→ **WHAT IS BEING ASKED**: Without including any pictures, copy each entry below exactly.

● ● ●

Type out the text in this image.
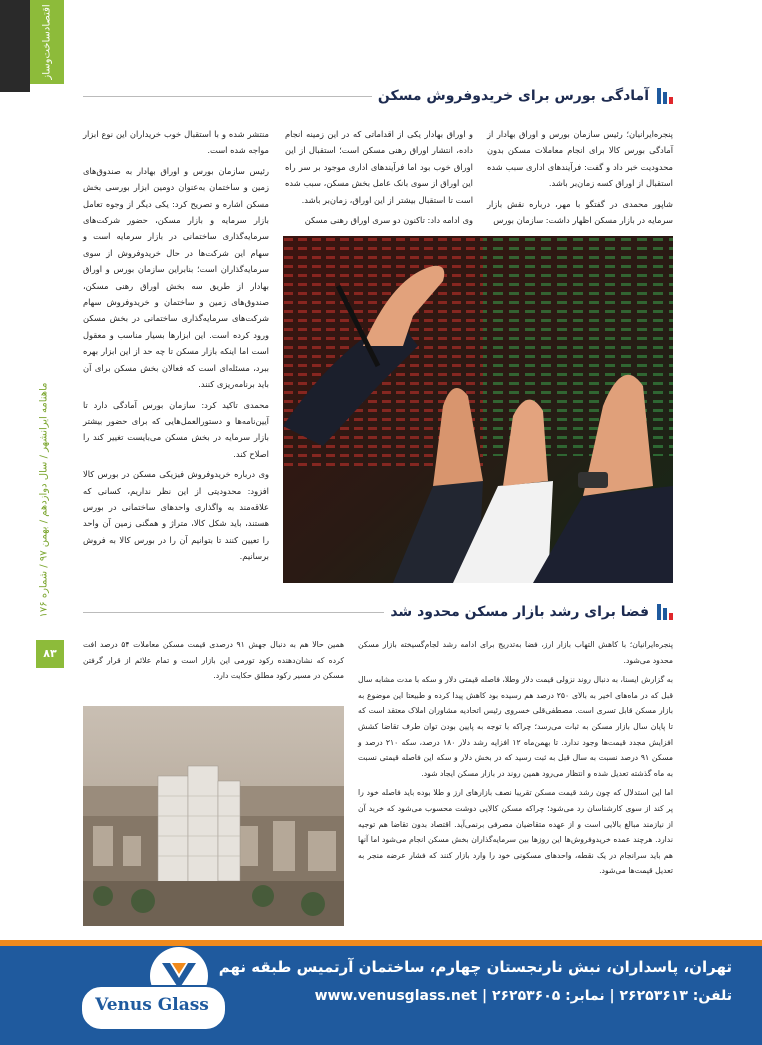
اقتصاد‌ساخت‌و‌ساز
ماهنامه ایرانشهر / سال دوازدهم / بهمن ۹۷ / شماره ۱۷۶
۸۳
آمادگی بورس برای خریدوفروش مسکن

پنجره‌ایرانیان؛ رئیس سازمان بورس و اوراق بهادار از آمادگی بورس کالا برای انجام معاملات مسکن بدون محدودیت خبر داد و گفت: فرآیندهای اداری سبب شده استقبال از اوراق کسه زمان‌بر باشد.

شاپور محمدی در گفتگو با مهر، درباره نقش بازار سرمایه در بازار مسکن اظهار داشت: سازمان بورس

و اوراق بهادار یکی از اقداماتی که در این زمینه انجام داده، انتشار اوراق رهنی مسکن است؛ استقبال از این اوراق خوب بود اما فرآیندهای اداری موجود بر سر راه این اوراق از سوی بانک عامل بخش مسکن، سبب شده است تا استقبال بیشتر از این اوراق، زمان‌بر باشد.

وی ادامه داد: تاکنون دو سری اوراق رهنی مسکن

منتشر شده و با استقبال خوب خریداران این نوع ابزار مواجه شده است.

رئیس سازمان بورس و اوراق بهادار به صندوق‌های زمین و ساختمان به‌عنوان دومین ابزار بورسی بخش مسکن اشاره و تصریح کرد: یکی دیگر از وجوه تعامل بازار سرمایه و بازار مسکن، حضور شرکت‌های سرمایه‌گذاری ساختمانی در بازار سرمایه است و سهام این شرکت‌ها در حال خریدوفروش از سوی سرمایه‌گذاران است؛ بنابراین سازمان بورس و اوراق بهادار از طریق سه بخش اوراق رهنی مسکن، صندوق‌های زمین و ساختمان و خریدوفروش سهام شرکت‌های سرمایه‌گذاری ساختمانی در بخش مسکن ورود کرده است. این ابزارها بسیار مناسب و معقول است اما اینکه بازار مسکن تا چه حد از این ابزار بهره ببرد، مسئله‌ای است که فعالان بخش مسکن برای آن باید برنامه‌ریزی کنند.

محمدی تاکید کرد: سازمان بورس آمادگی دارد تا آیین‌نامه‌ها و دستورالعمل‌هایی که برای حضور بیشتر بازار سرمایه در بخش مسکن می‌بایست تغییر کند را اصلاح کند.

وی درباره خریدوفروش فیزیکی مسکن در بورس کالا افزود: محدودیتی از این نظر نداریم، کسانی که علاقه‌مند به واگذاری واحدهای ساختمانی در بورس هستند، باید شکل کالا، متراژ و همگنی زمین آن واحد را تعیین کنند تا بتوانیم آن را در بورس کالا به فروش برسانیم.

فضا برای رشد بازار مسکن محدود شد

پنجره‌ایرانیان؛ با کاهش التهاب بازار ارز، فضا به‌تدریج برای ادامه رشد لجام‌گسیخته بازار مسکن محدود می‌شود.

به گزارش ایسنا، به دنبال روند نزولی قیمت دلار وطلا، فاصله قیمتی دلار و سکه با مدت مشابه سال قبل که در ماه‌های اخیر به بالای ۲۵۰ درصد هم رسیده بود کاهش پیدا کرده و طبیعتا این موضوع به بازار مسکن قابل تسری است. مصطفی‌قلی خسروی رئیس اتحادیه مشاوران املاک معتقد است که تا پایان سال بازار مسکن به ثبات می‌رسد؛ چراکه با توجه به پایین بودن توان طرف تقاضا کشش افزایش مجدد قیمت‌ها وجود ندارد. تا بهمن‌ماه ۱۲ افزایه رشد دلار ۱۸۰ درصد، سکه ۲۱۰ درصد و مسکن ۹۱ درصد نسبت به سال قبل به ثبت رسید که در بخش دلار و سکه این فاصله قیمتی نسبت به ماه گذشته تعدیل شده و انتظار می‌رود همین روند در بازار مسکن ایجاد شود.

اما این استدلال که چون رشد قیمت مسکن تقریبا نصف بازارهای ارز و طلا بوده باید فاصله خود را پر کند از سوی کارشناسان رد می‌شود؛ چراکه مسکن کالایی دوشت محسوب می‌شود که خرید آن از نیازمند مبالغ بالایی است و از عهده متقاضیان مصرفی برنمی‌آید. اقتصاد بدون تقاضا هم توجیه ندارد. هرچند عمده خریدوفروش‌ها این روزها بین سرمایه‌گذاران بخش مسکن انجام می‌شود اما آنها هم باید سرانجام در یک نقطه، واحدهای مسکونی خود را وارد بازار کنند که فشار عرضه منجر به تعدیل قیمت‌ها می‌شود.

همین حالا هم به دنبال جهش ۹۱ درصدی قیمت مسکن معاملات ۵۴ درصد افت کرده که نشان‌دهنده رکود تورمی این بازار است و تمام علائم از قرار گرفتن مسکن در مسیر رکود مطلق حکایت دارد.

تهران، پاسداران، نبش نارنجستان چهارم، ساختمان آرتمیس طبقه نهم
www.venusglass.net | تلفن: ۲۶۲۵۳۶۱۳ | نمابر: ۲۶۲۵۳۶۰۵
Venus Glass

● ● ●

→ **SOLVED EXERCISE**:
Type out the text in this image.
اقتصاد‌ساخت‌و‌ساز
ماهنامه ایرانشهر / سال دوازدهم / بهمن ۹۷ / شماره ۱۷۶
۸۳
آمادگی بورس برای خریدوفروش مسکن

پنجره‌ایرانیان؛ رئیس سازمان بورس و اوراق بهادار از آمادگی بورس کالا برای انجام معاملات مسکن بدون محدودیت خبر داد و گفت: فرآیندهای اداری سبب شده استقبال از اوراق کسه زمان‌بر باشد.

شاپور محمدی در گفتگو با مهر، درباره نقش بازار سرمایه در بازار مسکن اظهار داشت: سازمان بورس

و اوراق بهادار یکی از اقداماتی که در این زمینه انجام داده، انتشار اوراق رهنی مسکن است؛ استقبال از این اوراق خوب بود اما فرآیندهای اداری موجود بر سر راه این اوراق از سوی بانک عامل بخش مسکن، سبب شده است تا استقبال بیشتر از این اوراق، زمان‌بر باشد.

وی ادامه داد: تاکنون دو سری اوراق رهنی مسکن

منتشر شده و با استقبال خوب خریداران این نوع ابزار مواجه شده است.

رئیس سازمان بورس و اوراق بهادار به صندوق‌های زمین و ساختمان به‌عنوان دومین ابزار بورسی بخش مسکن اشاره و تصریح کرد: یکی دیگر از وجوه تعامل بازار سرمایه و بازار مسکن، حضور شرکت‌های سرمایه‌گذاری ساختمانی در بازار سرمایه است و سهام این شرکت‌ها در حال خریدوفروش از سوی سرمایه‌گذاران است؛ بنابراین سازمان بورس و اوراق بهادار از طریق سه بخش اوراق رهنی مسکن، صندوق‌های زمین و ساختمان و خریدوفروش سهام شرکت‌های سرمایه‌گذاری ساختمانی در بخش مسکن ورود کرده است. این ابزارها بسیار مناسب و معقول است اما اینکه بازار مسکن تا چه حد از این ابزار بهره ببرد، مسئله‌ای است که فعالان بخش مسکن برای آن باید برنامه‌ریزی کنند.

محمدی تاکید کرد: سازمان بورس آمادگی دارد تا آیین‌نامه‌ها و دستورالعمل‌هایی که برای حضور بیشتر بازار سرمایه در بخش مسکن می‌بایست تغییر کند را اصلاح کند.

وی درباره خریدوفروش فیزیکی مسکن در بورس کالا افزود: محدودیتی از این نظر نداریم، کسانی که علاقه‌مند به واگذاری واحدهای ساختمانی در بورس هستند، باید شکل کالا، متراژ و همگنی زمین آن واحد را تعیین کنند تا بتوانیم آن را در بورس کالا به فروش برسانیم.

فضا برای رشد بازار مسکن محدود شد

پنجره‌ایرانیان؛ با کاهش التهاب بازار ارز، فضا به‌تدریج برای ادامه رشد لجام‌گسیخته بازار مسکن محدود می‌شود.

به گزارش ایسنا، به دنبال روند نزولی قیمت دلار وطلا، فاصله قیمتی دلار و سکه با مدت مشابه سال قبل که در ماه‌های اخیر به بالای ۲۵۰ درصد هم رسیده بود کاهش پیدا کرده و طبیعتا این موضوع به بازار مسکن قابل تسری است. مصطفی‌قلی خسروی رئیس اتحادیه مشاوران املاک معتقد است که تا پایان سال بازار مسکن به ثبات می‌رسد؛ چراکه با توجه به پایین بودن توان طرف تقاضا کشش افزایش مجدد قیمت‌ها وجود ندارد. تا بهمن‌ماه ۱۲ افزایه رشد دلار ۱۸۰ درصد، سکه ۲۱۰ درصد و مسکن ۹۱ درصد نسبت به سال قبل به ثبت رسید که در بخش دلار و سکه این فاصله قیمتی نسبت به ماه گذشته تعدیل شده و انتظار می‌رود همین روند در بازار مسکن ایجاد شود.

اما این استدلال که چون رشد قیمت مسکن تقریبا نصف بازارهای ارز و طلا بوده باید فاصله خود را پر کند از سوی کارشناسان رد می‌شود؛ چراکه مسکن کالایی دوشت محسوب می‌شود که خرید آن از نیازمند مبالغ بالایی است و از عهده متقاضیان مصرفی برنمی‌آید. اقتصاد بدون تقاضا هم توجیه ندارد. هرچند عمده خریدوفروش‌ها این روزها بین سرمایه‌گذاران بخش مسکن انجام می‌شود اما آنها هم باید سرانجام در یک نقطه، واحدهای مسکونی خود را وارد بازار کنند که فشار عرضه منجر به تعدیل قیمت‌ها می‌شود.

همین حالا هم به دنبال جهش ۹۱ درصدی قیمت مسکن معاملات ۵۴ درصد افت کرده که نشان‌دهنده رکود تورمی این بازار است و تمام علائم از قرار گرفتن مسکن در مسیر رکود مطلق حکایت دارد.

تهران، پاسداران، نبش نارنجستان چهارم، ساختمان آرتمیس طبقه نهم
www.venusglass.net | تلفن: ۲۶۲۵۳۶۱۳ | نمابر: ۲۶۲۵۳۶۰۵
Venus Glass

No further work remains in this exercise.